**Problem description:** Copy each record exactly as it reads, leaving out any pictures it holds.

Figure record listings

---------------

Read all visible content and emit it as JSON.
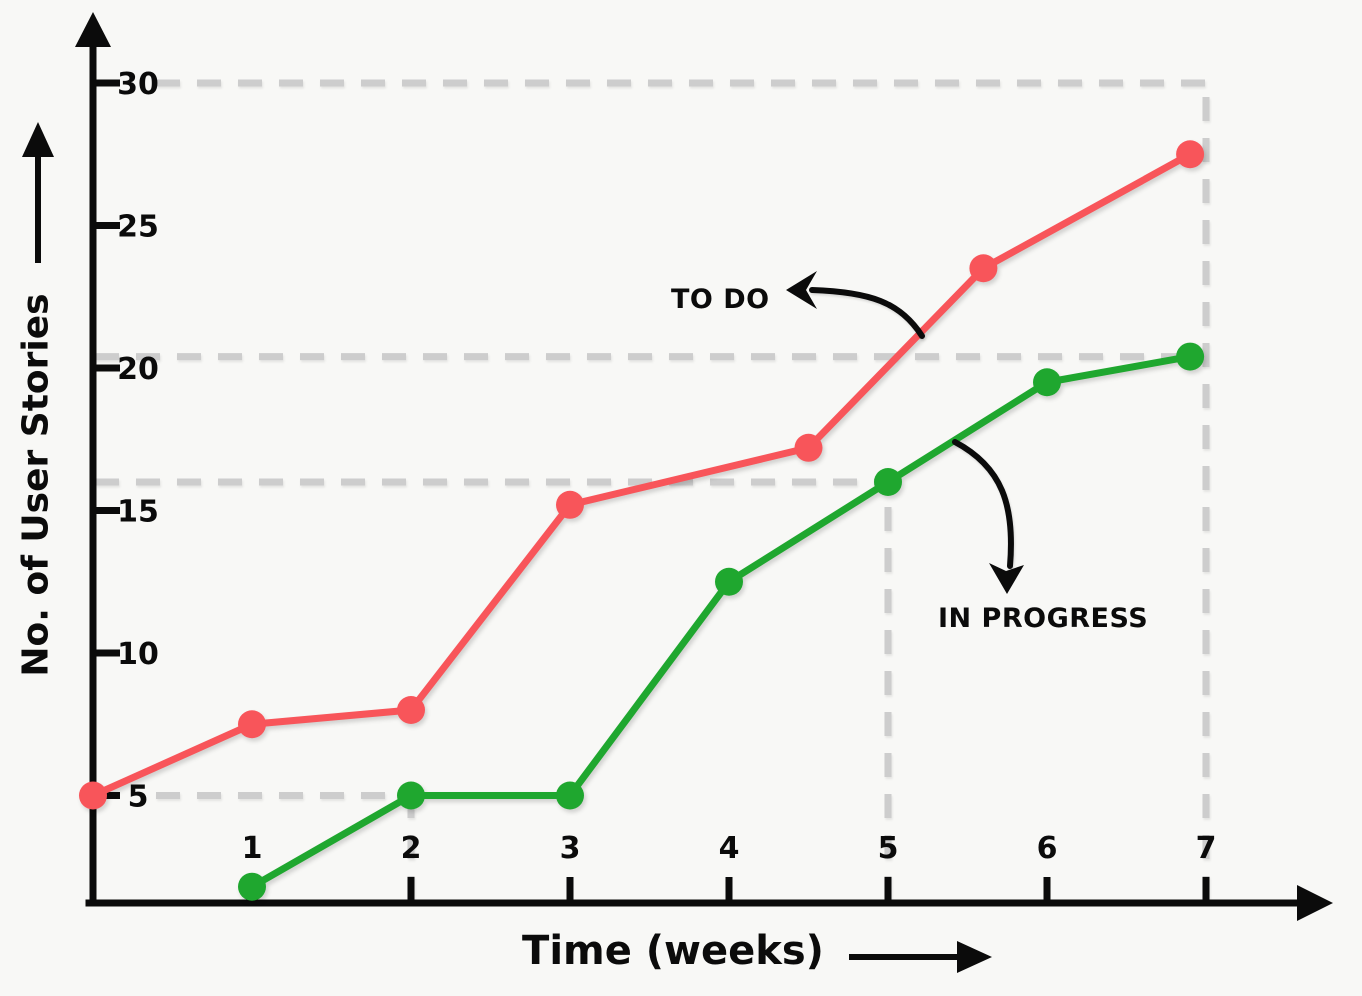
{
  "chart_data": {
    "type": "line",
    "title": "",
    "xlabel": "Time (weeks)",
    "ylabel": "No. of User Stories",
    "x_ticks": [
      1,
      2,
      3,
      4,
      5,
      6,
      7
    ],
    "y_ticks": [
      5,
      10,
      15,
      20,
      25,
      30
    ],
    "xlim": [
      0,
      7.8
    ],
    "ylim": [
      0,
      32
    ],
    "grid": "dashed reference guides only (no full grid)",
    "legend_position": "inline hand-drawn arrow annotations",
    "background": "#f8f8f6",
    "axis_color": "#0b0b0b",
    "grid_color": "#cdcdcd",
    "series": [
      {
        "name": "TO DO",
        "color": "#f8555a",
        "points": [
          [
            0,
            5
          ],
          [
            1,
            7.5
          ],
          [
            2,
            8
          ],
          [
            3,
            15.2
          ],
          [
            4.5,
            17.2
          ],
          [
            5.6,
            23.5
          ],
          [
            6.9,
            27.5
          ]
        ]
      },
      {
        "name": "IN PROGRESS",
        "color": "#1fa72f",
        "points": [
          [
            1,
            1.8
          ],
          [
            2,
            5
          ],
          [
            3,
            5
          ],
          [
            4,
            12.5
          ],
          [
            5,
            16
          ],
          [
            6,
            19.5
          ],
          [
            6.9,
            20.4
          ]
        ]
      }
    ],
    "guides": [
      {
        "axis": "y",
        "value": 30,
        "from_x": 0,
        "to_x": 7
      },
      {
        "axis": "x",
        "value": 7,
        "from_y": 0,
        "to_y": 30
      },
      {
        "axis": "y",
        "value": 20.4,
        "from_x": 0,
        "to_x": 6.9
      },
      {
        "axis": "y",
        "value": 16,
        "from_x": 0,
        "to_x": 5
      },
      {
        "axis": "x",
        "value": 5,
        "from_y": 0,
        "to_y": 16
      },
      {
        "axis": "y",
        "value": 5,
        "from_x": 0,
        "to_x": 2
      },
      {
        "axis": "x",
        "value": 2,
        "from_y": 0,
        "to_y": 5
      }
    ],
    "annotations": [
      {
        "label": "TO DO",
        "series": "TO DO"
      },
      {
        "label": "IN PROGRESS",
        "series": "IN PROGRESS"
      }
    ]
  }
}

---------------

**Response to the exercise:**
Read all visible content and emit it as JSON.
{
  "chart_data": {
    "type": "line",
    "title": "",
    "xlabel": "Time (weeks)",
    "ylabel": "No. of User Stories",
    "x_ticks": [
      1,
      2,
      3,
      4,
      5,
      6,
      7
    ],
    "y_ticks": [
      5,
      10,
      15,
      20,
      25,
      30
    ],
    "xlim": [
      0,
      7.8
    ],
    "ylim": [
      0,
      32
    ],
    "grid": "dashed reference guides only (no full grid)",
    "legend_position": "inline hand-drawn arrow annotations",
    "background": "#f8f8f6",
    "axis_color": "#0b0b0b",
    "grid_color": "#cdcdcd",
    "series": [
      {
        "name": "TO DO",
        "color": "#f8555a",
        "points": [
          [
            0,
            5
          ],
          [
            1,
            7.5
          ],
          [
            2,
            8
          ],
          [
            3,
            15.2
          ],
          [
            4.5,
            17.2
          ],
          [
            5.6,
            23.5
          ],
          [
            6.9,
            27.5
          ]
        ]
      },
      {
        "name": "IN PROGRESS",
        "color": "#1fa72f",
        "points": [
          [
            1,
            1.8
          ],
          [
            2,
            5
          ],
          [
            3,
            5
          ],
          [
            4,
            12.5
          ],
          [
            5,
            16
          ],
          [
            6,
            19.5
          ],
          [
            6.9,
            20.4
          ]
        ]
      }
    ],
    "guides": [
      {
        "axis": "y",
        "value": 30,
        "from_x": 0,
        "to_x": 7
      },
      {
        "axis": "x",
        "value": 7,
        "from_y": 0,
        "to_y": 30
      },
      {
        "axis": "y",
        "value": 20.4,
        "from_x": 0,
        "to_x": 6.9
      },
      {
        "axis": "y",
        "value": 16,
        "from_x": 0,
        "to_x": 5
      },
      {
        "axis": "x",
        "value": 5,
        "from_y": 0,
        "to_y": 16
      },
      {
        "axis": "y",
        "value": 5,
        "from_x": 0,
        "to_x": 2
      },
      {
        "axis": "x",
        "value": 2,
        "from_y": 0,
        "to_y": 5
      }
    ],
    "annotations": [
      {
        "label": "TO DO",
        "series": "TO DO"
      },
      {
        "label": "IN PROGRESS",
        "series": "IN PROGRESS"
      }
    ]
  }
}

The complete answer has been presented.